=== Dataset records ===
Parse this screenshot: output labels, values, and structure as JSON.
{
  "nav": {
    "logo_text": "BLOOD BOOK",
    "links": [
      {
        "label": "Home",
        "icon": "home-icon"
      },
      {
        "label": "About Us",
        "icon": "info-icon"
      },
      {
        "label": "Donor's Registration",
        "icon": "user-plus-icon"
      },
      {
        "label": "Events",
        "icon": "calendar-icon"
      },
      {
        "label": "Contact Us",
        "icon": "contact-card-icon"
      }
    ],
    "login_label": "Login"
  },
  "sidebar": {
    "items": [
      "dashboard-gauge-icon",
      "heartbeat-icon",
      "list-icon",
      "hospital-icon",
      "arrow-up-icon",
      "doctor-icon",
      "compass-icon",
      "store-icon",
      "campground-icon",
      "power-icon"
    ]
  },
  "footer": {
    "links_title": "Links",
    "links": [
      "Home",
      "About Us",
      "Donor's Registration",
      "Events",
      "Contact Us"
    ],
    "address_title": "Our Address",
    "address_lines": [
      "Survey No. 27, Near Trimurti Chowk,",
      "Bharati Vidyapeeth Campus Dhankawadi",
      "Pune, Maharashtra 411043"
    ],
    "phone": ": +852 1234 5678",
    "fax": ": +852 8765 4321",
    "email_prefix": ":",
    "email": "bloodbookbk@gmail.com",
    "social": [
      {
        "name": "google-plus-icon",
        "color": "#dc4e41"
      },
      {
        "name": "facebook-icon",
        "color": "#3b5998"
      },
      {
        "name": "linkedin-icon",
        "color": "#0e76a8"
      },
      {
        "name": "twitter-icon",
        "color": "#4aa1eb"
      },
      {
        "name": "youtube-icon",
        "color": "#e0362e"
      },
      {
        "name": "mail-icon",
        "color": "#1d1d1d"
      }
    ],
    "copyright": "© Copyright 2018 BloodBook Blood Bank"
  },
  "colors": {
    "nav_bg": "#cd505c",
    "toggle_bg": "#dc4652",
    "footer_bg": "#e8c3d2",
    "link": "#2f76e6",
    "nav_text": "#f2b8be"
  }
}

=== REQUIRED TASK ===
Can you reproduce all the material exactly?

=== RESPONSE TO THIS EXERCISE ===
Parse this screenshot: output labels, values, and structure as JSON.
{
  "nav": {
    "logo_text": "BLOOD BOOK",
    "links": [
      {
        "label": "Home",
        "icon": "home-icon"
      },
      {
        "label": "About Us",
        "icon": "info-icon"
      },
      {
        "label": "Donor's Registration",
        "icon": "user-plus-icon"
      },
      {
        "label": "Events",
        "icon": "calendar-icon"
      },
      {
        "label": "Contact Us",
        "icon": "contact-card-icon"
      }
    ],
    "login_label": "Login"
  },
  "sidebar": {
    "items": [
      "dashboard-gauge-icon",
      "heartbeat-icon",
      "list-icon",
      "hospital-icon",
      "arrow-up-icon",
      "doctor-icon",
      "compass-icon",
      "store-icon",
      "campground-icon",
      "power-icon"
    ]
  },
  "footer": {
    "links_title": "Links",
    "links": [
      "Home",
      "About Us",
      "Donor's Registration",
      "Events",
      "Contact Us"
    ],
    "address_title": "Our Address",
    "address_lines": [
      "Survey No. 27, Near Trimurti Chowk,",
      "Bharati Vidyapeeth Campus Dhankawadi",
      "Pune, Maharashtra 411043"
    ],
    "phone": ": +852 1234 5678",
    "fax": ": +852 8765 4321",
    "email_prefix": ":",
    "email": "bloodbookbk@gmail.com",
    "social": [
      {
        "name": "google-plus-icon",
        "color": "#dc4e41"
      },
      {
        "name": "facebook-icon",
        "color": "#3b5998"
      },
      {
        "name": "linkedin-icon",
        "color": "#0e76a8"
      },
      {
        "name": "twitter-icon",
        "color": "#4aa1eb"
      },
      {
        "name": "youtube-icon",
        "color": "#e0362e"
      },
      {
        "name": "mail-icon",
        "color": "#1d1d1d"
      }
    ],
    "copyright": "© Copyright 2018 BloodBook Blood Bank"
  },
  "colors": {
    "nav_bg": "#cd505c",
    "toggle_bg": "#dc4652",
    "footer_bg": "#e8c3d2",
    "link": "#2f76e6",
    "nav_text": "#f2b8be"
  }
}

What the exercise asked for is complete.